%%

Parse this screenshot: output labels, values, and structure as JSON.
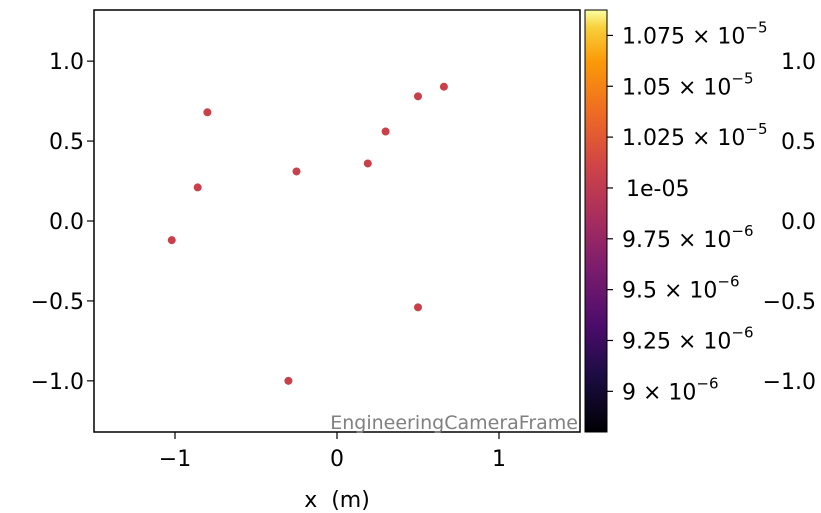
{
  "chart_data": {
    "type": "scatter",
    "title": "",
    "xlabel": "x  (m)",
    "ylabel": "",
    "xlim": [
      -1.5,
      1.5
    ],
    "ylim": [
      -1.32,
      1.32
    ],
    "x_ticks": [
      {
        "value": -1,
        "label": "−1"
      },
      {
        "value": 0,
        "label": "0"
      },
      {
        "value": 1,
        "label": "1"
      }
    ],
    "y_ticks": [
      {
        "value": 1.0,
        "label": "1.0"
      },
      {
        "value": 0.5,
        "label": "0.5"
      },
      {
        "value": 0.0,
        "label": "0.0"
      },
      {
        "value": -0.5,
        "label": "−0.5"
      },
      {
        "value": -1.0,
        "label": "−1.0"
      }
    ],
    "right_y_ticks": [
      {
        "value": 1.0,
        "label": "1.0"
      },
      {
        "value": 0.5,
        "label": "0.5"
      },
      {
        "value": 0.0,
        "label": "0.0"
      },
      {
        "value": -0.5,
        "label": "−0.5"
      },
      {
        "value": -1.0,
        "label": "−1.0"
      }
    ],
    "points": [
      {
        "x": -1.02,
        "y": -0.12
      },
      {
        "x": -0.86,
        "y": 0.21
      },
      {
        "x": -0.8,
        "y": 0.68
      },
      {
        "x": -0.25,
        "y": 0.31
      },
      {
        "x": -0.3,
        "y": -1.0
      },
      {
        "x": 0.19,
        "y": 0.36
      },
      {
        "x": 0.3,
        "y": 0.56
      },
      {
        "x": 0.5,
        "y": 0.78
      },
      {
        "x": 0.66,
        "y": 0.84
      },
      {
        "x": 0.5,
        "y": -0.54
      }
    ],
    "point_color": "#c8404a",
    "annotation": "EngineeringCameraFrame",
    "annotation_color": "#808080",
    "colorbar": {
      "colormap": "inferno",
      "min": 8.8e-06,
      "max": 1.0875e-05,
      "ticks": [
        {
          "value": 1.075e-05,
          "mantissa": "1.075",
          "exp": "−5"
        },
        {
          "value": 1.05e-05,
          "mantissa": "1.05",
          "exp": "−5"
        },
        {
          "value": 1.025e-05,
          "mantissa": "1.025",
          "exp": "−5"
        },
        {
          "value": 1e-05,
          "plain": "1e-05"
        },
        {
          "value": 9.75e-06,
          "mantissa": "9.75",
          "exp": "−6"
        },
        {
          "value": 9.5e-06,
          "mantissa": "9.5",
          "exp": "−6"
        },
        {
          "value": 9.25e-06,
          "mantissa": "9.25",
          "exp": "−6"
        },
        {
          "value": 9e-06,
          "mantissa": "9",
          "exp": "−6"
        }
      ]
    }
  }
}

%%
%%

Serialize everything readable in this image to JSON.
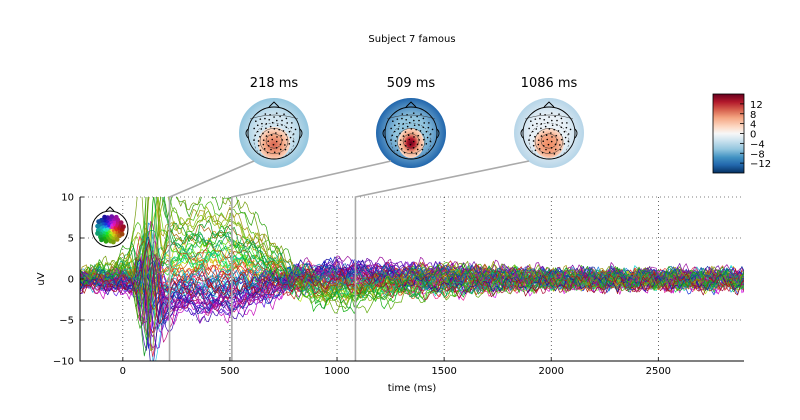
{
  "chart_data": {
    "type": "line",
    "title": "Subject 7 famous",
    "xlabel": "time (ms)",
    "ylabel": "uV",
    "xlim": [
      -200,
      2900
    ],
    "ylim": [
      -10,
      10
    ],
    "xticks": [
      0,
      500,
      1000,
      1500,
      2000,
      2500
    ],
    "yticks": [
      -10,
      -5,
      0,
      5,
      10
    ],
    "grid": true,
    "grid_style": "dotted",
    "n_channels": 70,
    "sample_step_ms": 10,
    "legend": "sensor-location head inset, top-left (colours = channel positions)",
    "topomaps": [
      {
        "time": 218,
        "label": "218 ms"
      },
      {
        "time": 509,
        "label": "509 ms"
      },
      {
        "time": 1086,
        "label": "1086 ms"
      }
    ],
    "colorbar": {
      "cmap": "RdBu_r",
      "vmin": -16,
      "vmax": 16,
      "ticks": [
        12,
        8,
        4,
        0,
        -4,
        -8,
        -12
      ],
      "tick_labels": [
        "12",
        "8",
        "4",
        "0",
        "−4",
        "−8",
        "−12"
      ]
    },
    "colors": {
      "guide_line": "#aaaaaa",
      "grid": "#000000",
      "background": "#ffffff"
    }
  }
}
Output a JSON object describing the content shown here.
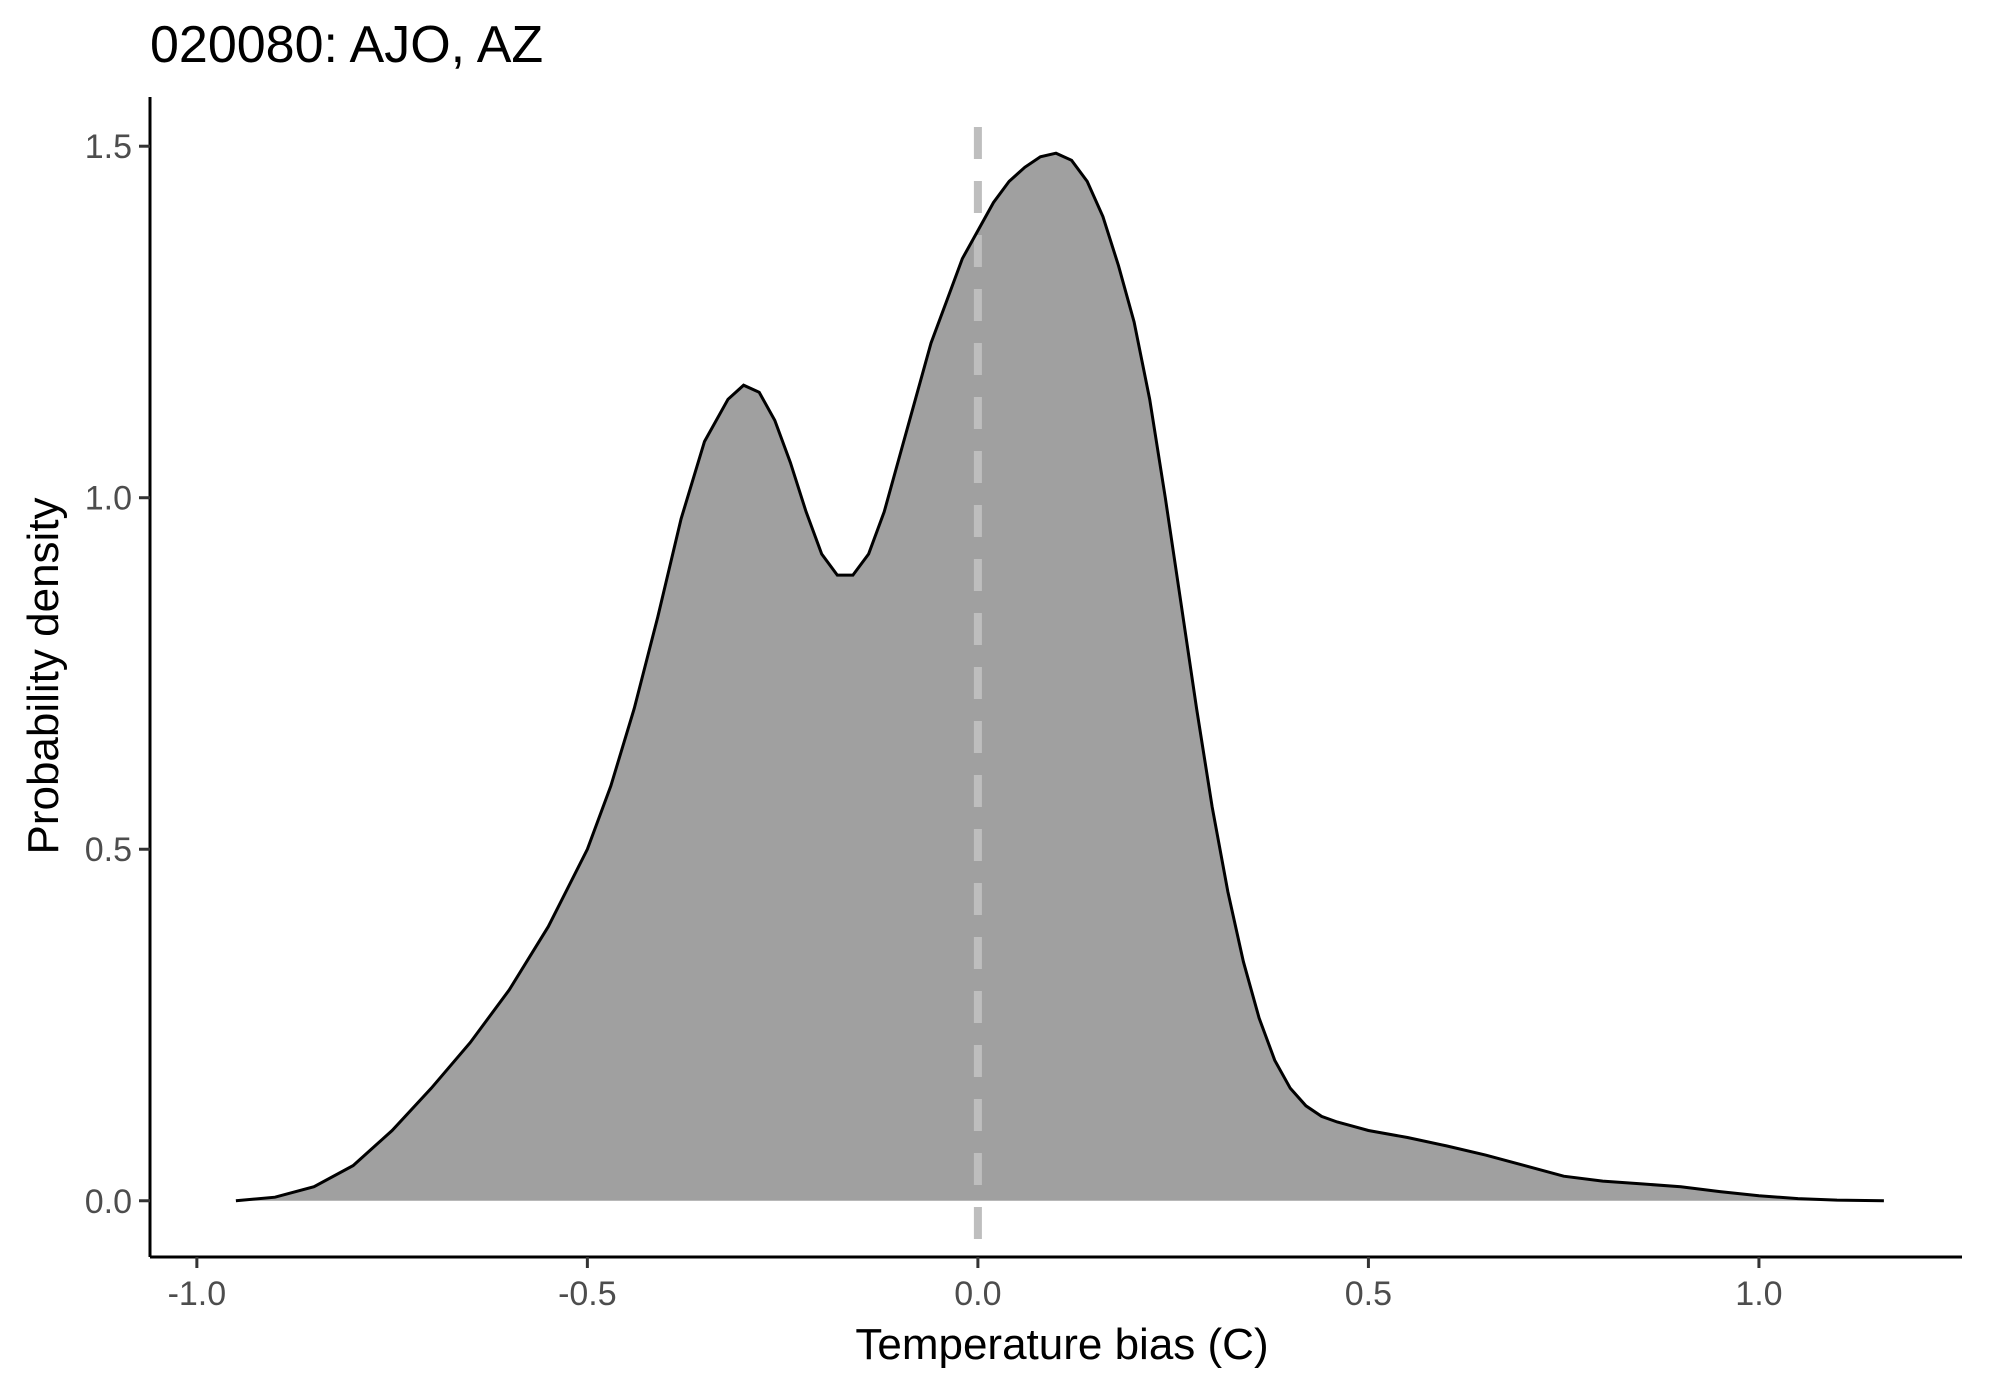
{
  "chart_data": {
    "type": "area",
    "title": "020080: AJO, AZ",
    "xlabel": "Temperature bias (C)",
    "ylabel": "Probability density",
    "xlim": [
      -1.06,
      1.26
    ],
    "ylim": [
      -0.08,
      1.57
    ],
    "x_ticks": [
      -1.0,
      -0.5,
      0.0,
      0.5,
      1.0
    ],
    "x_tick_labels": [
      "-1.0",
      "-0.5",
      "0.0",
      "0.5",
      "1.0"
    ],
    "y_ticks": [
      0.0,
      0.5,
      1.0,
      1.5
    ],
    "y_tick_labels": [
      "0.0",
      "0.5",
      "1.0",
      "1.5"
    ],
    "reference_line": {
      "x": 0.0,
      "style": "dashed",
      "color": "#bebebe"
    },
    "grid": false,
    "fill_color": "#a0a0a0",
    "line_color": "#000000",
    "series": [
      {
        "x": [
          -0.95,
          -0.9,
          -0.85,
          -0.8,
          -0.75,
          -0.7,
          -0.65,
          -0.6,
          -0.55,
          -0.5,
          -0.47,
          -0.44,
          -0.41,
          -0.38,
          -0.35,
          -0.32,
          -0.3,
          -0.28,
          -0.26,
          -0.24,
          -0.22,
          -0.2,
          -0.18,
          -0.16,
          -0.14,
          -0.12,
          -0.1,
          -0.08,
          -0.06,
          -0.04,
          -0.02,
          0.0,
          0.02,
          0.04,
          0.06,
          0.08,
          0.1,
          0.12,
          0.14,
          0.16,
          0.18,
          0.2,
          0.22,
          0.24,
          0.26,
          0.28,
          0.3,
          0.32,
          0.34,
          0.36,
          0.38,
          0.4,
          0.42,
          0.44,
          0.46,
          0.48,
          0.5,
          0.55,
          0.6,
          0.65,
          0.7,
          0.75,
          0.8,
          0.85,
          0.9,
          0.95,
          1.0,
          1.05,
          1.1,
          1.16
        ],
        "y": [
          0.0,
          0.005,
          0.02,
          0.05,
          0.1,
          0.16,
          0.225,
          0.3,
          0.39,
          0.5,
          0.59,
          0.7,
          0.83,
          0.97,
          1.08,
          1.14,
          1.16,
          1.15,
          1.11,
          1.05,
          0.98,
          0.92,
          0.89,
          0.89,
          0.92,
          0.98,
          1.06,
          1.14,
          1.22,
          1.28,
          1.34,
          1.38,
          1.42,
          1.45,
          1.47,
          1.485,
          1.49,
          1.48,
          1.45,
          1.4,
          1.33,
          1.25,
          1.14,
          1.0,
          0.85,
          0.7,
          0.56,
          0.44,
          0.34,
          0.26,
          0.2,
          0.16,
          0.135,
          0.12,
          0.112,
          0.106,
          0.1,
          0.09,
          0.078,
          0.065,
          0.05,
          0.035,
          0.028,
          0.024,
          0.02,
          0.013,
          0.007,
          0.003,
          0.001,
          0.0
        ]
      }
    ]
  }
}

%%

**REQUIRED TASK:** Gather, from the listing above, every line carrying the word "title".

**EXERCISE SOLUTION:**
    "title": "",
    "title": "Subject 7 famous",
    "title": "020080: AJO, AZ",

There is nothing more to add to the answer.